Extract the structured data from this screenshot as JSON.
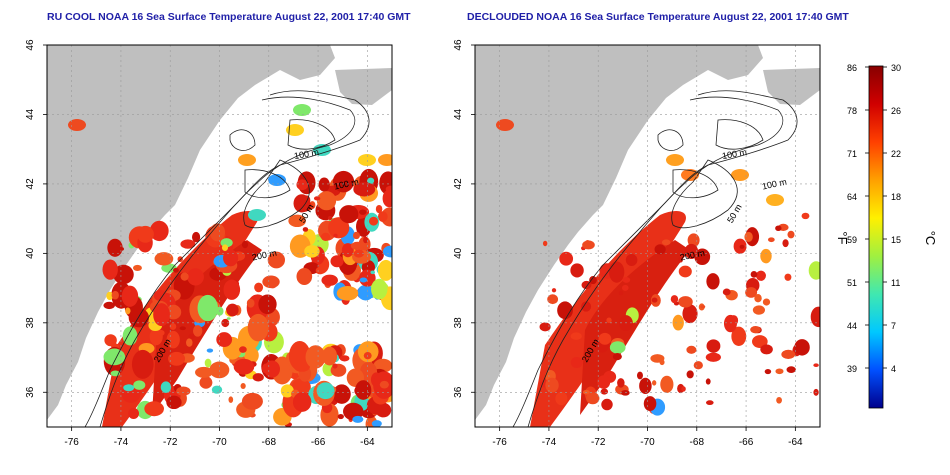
{
  "panels": [
    {
      "id": "left",
      "title": "RU COOL NOAA 16 Sea Surface Temperature August 22, 2001 17:40 GMT",
      "mode": "cloudy"
    },
    {
      "id": "right",
      "title": "DECLOUDED NOAA 16 Sea Surface Temperature August 22, 2001 17:40 GMT",
      "mode": "declouded"
    }
  ],
  "map_axes": {
    "lon_ticks": [
      "-76",
      "-74",
      "-72",
      "-70",
      "-68",
      "-66",
      "-64"
    ],
    "lat_ticks": [
      "36",
      "38",
      "40",
      "42",
      "44",
      "46"
    ],
    "lon_range": [
      -77,
      -63
    ],
    "lat_range": [
      35,
      46
    ],
    "grid": "dotted"
  },
  "contour_labels": {
    "left": [
      "100 m",
      "100 m",
      "50 m",
      "200 m",
      "200 m"
    ],
    "right": [
      "100 m",
      "100 m",
      "50 m",
      "200 m",
      "200 m"
    ]
  },
  "colorbar": {
    "left_ticks": [
      "86",
      "78",
      "71",
      "64",
      "59",
      "51",
      "44",
      "39"
    ],
    "right_ticks": [
      "30",
      "26",
      "22",
      "18",
      "15",
      "11",
      "7",
      "4"
    ],
    "left_unit": "°F",
    "right_unit": "°C",
    "colors": [
      "#00008c",
      "#0050ff",
      "#00c8ff",
      "#40e8b0",
      "#a0f040",
      "#fff000",
      "#ffa000",
      "#ff4000",
      "#d00000",
      "#880000"
    ]
  },
  "colors": {
    "land": "#bfbfbf",
    "ocean_warm": "#e83018",
    "title": "#2020a8"
  }
}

■ **OBJECTIVE**
Reproduce each line exactly, please, except for any pictures.

■ **ANSWER TO THE TASK**
Extract the structured data from this screenshot as JSON.
{
  "panels": [
    {
      "id": "left",
      "title": "RU COOL NOAA 16 Sea Surface Temperature August 22, 2001 17:40 GMT",
      "mode": "cloudy"
    },
    {
      "id": "right",
      "title": "DECLOUDED NOAA 16 Sea Surface Temperature August 22, 2001 17:40 GMT",
      "mode": "declouded"
    }
  ],
  "map_axes": {
    "lon_ticks": [
      "-76",
      "-74",
      "-72",
      "-70",
      "-68",
      "-66",
      "-64"
    ],
    "lat_ticks": [
      "36",
      "38",
      "40",
      "42",
      "44",
      "46"
    ],
    "lon_range": [
      -77,
      -63
    ],
    "lat_range": [
      35,
      46
    ],
    "grid": "dotted"
  },
  "contour_labels": {
    "left": [
      "100 m",
      "100 m",
      "50 m",
      "200 m",
      "200 m"
    ],
    "right": [
      "100 m",
      "100 m",
      "50 m",
      "200 m",
      "200 m"
    ]
  },
  "colorbar": {
    "left_ticks": [
      "86",
      "78",
      "71",
      "64",
      "59",
      "51",
      "44",
      "39"
    ],
    "right_ticks": [
      "30",
      "26",
      "22",
      "18",
      "15",
      "11",
      "7",
      "4"
    ],
    "left_unit": "°F",
    "right_unit": "°C",
    "colors": [
      "#00008c",
      "#0050ff",
      "#00c8ff",
      "#40e8b0",
      "#a0f040",
      "#fff000",
      "#ffa000",
      "#ff4000",
      "#d00000",
      "#880000"
    ]
  },
  "colors": {
    "land": "#bfbfbf",
    "ocean_warm": "#e83018",
    "title": "#2020a8"
  }
}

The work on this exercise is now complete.